REQUIREMENT :: Reproduce every line of the items below without changing a single character, number, or bracket.

___ ENTRIES SHOWN

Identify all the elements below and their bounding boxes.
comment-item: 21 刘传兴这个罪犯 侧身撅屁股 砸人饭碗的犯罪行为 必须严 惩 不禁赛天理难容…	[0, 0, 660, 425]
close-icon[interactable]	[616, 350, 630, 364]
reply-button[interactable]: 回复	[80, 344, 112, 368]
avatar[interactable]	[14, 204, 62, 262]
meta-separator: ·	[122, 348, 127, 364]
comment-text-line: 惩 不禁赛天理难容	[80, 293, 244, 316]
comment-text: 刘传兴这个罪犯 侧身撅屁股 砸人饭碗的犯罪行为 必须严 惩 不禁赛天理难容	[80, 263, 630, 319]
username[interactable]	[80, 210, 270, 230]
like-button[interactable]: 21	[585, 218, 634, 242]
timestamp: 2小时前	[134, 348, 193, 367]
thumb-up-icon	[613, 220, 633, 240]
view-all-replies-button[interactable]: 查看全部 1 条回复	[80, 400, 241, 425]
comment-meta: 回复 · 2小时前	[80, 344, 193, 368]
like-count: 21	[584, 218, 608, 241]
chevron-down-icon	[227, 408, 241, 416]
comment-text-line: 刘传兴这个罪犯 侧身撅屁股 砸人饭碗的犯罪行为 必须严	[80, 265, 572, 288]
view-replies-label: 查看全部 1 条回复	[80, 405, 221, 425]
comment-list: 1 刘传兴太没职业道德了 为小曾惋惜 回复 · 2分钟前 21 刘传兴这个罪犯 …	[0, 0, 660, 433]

______

RESPONSE ::
Identify all the elements below and their bounding boxes.
comment-item: 21 刘传兴这个罪犯 侧身撅屁股 砸人饭碗的犯罪行为 必须严 惩 不禁赛天理难容…	[0, 0, 660, 425]
close-icon[interactable]	[616, 350, 630, 364]
reply-button[interactable]: 回复	[80, 344, 112, 368]
avatar[interactable]	[14, 204, 62, 262]
meta-separator: ·	[122, 348, 127, 364]
comment-text-line: 惩 不禁赛天理难容	[80, 293, 244, 316]
comment-text: 刘传兴这个罪犯 侧身撅屁股 砸人饭碗的犯罪行为 必须严 惩 不禁赛天理难容	[80, 263, 630, 319]
username[interactable]	[80, 210, 270, 230]
like-button[interactable]: 21	[585, 218, 634, 242]
timestamp: 2小时前	[134, 348, 193, 367]
thumb-up-icon	[613, 220, 633, 240]
view-all-replies-button[interactable]: 查看全部 1 条回复	[80, 400, 241, 425]
comment-meta: 回复 · 2小时前	[80, 344, 193, 368]
like-count: 21	[584, 218, 608, 241]
chevron-down-icon	[227, 408, 241, 416]
comment-text-line: 刘传兴这个罪犯 侧身撅屁股 砸人饭碗的犯罪行为 必须严	[80, 265, 572, 288]
view-replies-label: 查看全部 1 条回复	[80, 405, 221, 425]
comment-list: 1 刘传兴太没职业道德了 为小曾惋惜 回复 · 2分钟前 21 刘传兴这个罪犯 …	[0, 0, 660, 433]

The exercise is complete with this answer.